- **Challenge**: For the data below, work out how many lines include the string "Republic" and report only the number.

----------------

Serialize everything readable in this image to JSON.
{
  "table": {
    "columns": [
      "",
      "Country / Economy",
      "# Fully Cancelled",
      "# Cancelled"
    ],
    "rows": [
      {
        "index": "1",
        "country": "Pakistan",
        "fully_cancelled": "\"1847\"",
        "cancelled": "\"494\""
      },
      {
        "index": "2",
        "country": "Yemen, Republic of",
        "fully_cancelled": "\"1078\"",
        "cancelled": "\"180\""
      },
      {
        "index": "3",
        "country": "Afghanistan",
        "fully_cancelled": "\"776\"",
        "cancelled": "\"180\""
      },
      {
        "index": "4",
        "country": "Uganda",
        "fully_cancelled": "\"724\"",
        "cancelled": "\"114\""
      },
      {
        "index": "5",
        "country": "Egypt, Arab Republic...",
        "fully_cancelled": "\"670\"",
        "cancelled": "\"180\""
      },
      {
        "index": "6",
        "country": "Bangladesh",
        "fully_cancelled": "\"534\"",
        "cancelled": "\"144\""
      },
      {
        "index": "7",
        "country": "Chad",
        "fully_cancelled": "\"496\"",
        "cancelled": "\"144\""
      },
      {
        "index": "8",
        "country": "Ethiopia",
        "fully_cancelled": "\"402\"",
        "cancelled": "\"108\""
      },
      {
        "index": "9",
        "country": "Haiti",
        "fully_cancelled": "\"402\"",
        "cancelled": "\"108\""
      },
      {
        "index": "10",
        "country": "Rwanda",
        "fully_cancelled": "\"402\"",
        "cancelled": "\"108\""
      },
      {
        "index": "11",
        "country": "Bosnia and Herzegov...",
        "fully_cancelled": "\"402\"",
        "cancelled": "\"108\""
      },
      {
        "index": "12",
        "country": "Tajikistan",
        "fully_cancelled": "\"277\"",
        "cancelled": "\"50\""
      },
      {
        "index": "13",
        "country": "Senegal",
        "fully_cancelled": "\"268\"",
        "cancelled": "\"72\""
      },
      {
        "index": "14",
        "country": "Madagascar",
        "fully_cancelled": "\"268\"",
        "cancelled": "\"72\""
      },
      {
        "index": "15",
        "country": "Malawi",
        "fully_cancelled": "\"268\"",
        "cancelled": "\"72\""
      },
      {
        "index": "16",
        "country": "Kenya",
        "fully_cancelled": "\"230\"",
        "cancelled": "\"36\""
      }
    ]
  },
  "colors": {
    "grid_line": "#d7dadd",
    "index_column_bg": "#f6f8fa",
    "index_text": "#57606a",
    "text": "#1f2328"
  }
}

----------------

- **Output**: 2